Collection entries
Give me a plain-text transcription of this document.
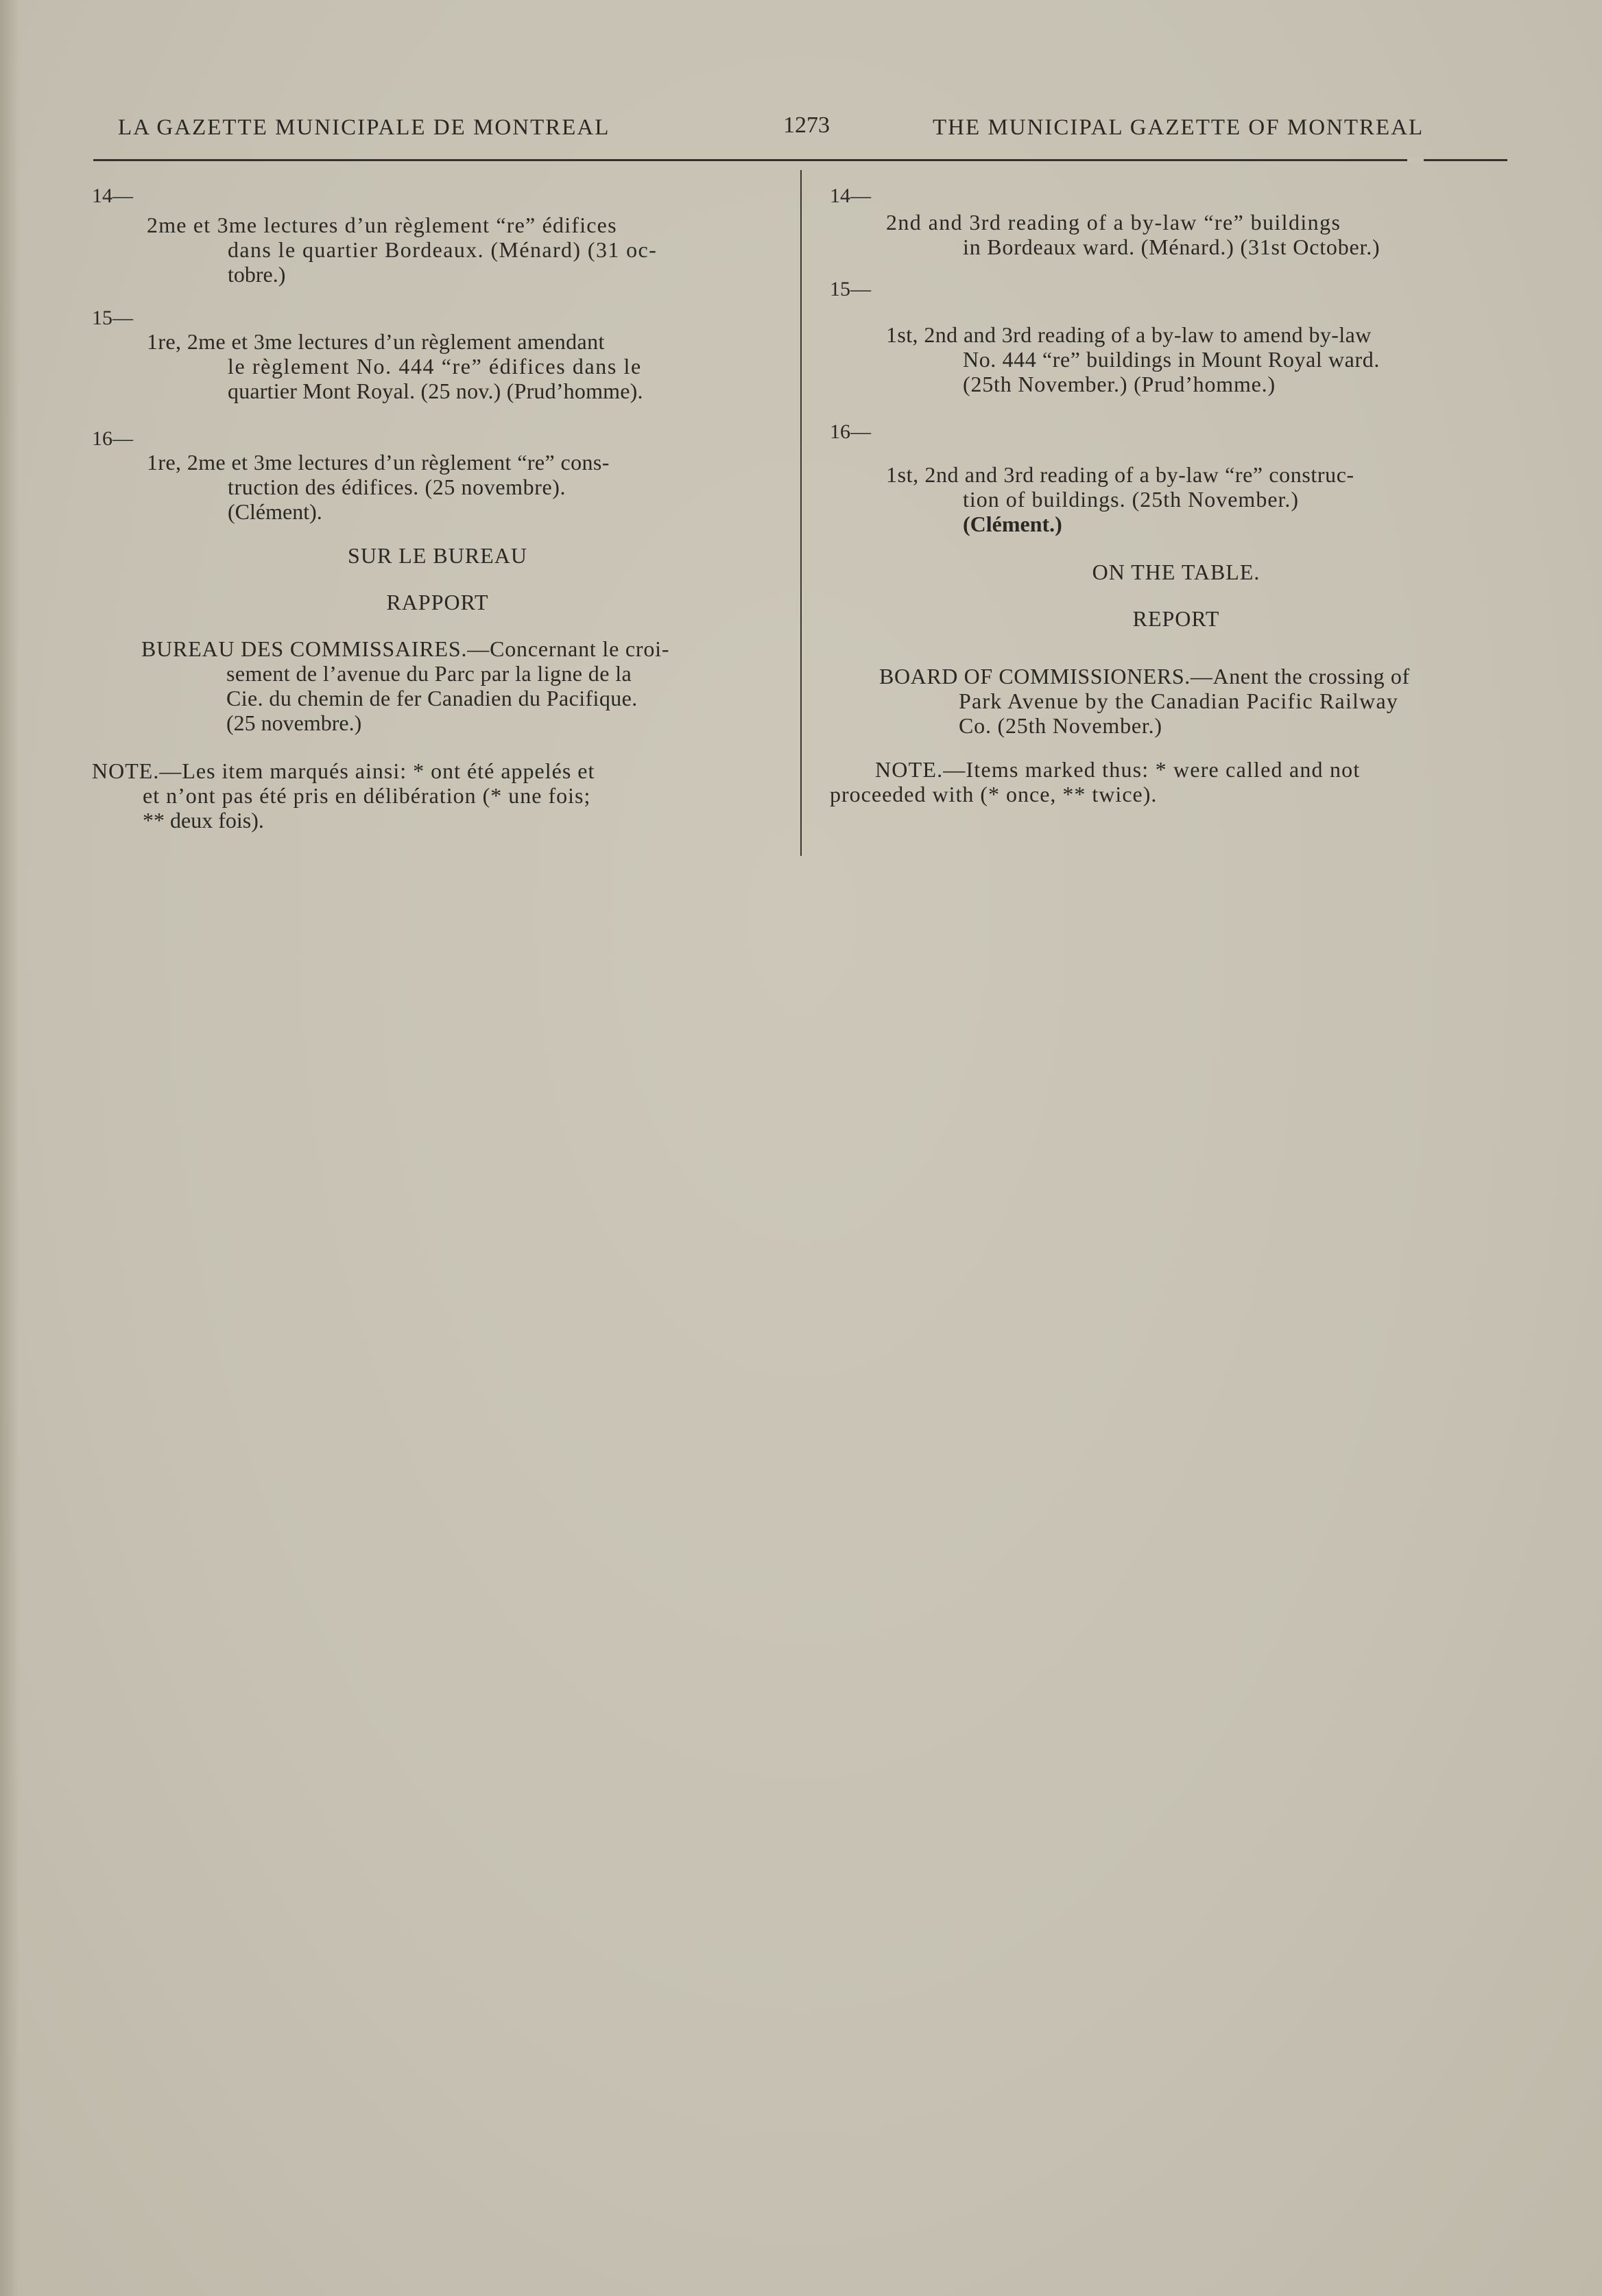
LA GAZETTE MUNICIPALE DE MONTREAL	1273	THE MUNICIPAL GAZETTE OF MONTREAL
14—
2me et 3me lectures d’un règlement “re” édifices
dans le quartier Bordeaux. (Ménard) (31 oc-
tobre.)
15—
1re, 2me et 3me lectures d’un règlement amendant
le règlement No. 444 “re” édifices dans le
quartier Mont Royal. (25 nov.) (Prud’homme).
16—
1re, 2me et 3me lectures d’un règlement “re” cons-
truction des édifices. (25 novembre).
(Clément).
SUR LE BUREAU
RAPPORT
BUREAU DES COMMISSAIRES.—Concernant le croi-
sement de l’avenue du Parc par la ligne de la
Cie. du chemin de fer Canadien du Pacifique.
(25 novembre.)
NOTE.—Les item marqués ainsi: * ont été appelés et
et n’ont pas été pris en délibération (* une fois;
** deux fois).
14—
2nd and 3rd reading of a by-law “re” buildings
in Bordeaux ward. (Ménard.) (31st October.)
15—
1st, 2nd and 3rd reading of a by-law to amend by-law
No. 444 “re” buildings in Mount Royal ward.
(25th November.) (Prud’homme.)
16—
1st, 2nd and 3rd reading of a by-law “re” construc-
tion of buildings. (25th November.)
(Clément.)
ON THE TABLE.
REPORT
BOARD OF COMMISSIONERS.—Anent the crossing of
Park Avenue by the Canadian Pacific Railway
Co. (25th November.)
NOTE.—Items marked thus: * were called and not
proceeded with (* once, ** twice).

*WHAT YOU HAVE TO DO*
Using the material above, gather every line that includes "lectures".

*COMPLETE OUTPUT*
2me et 3me lectures d’un règlement “re” édifices
1re, 2me et 3me lectures d’un règlement amendant
1re, 2me et 3me lectures d’un règlement “re” cons-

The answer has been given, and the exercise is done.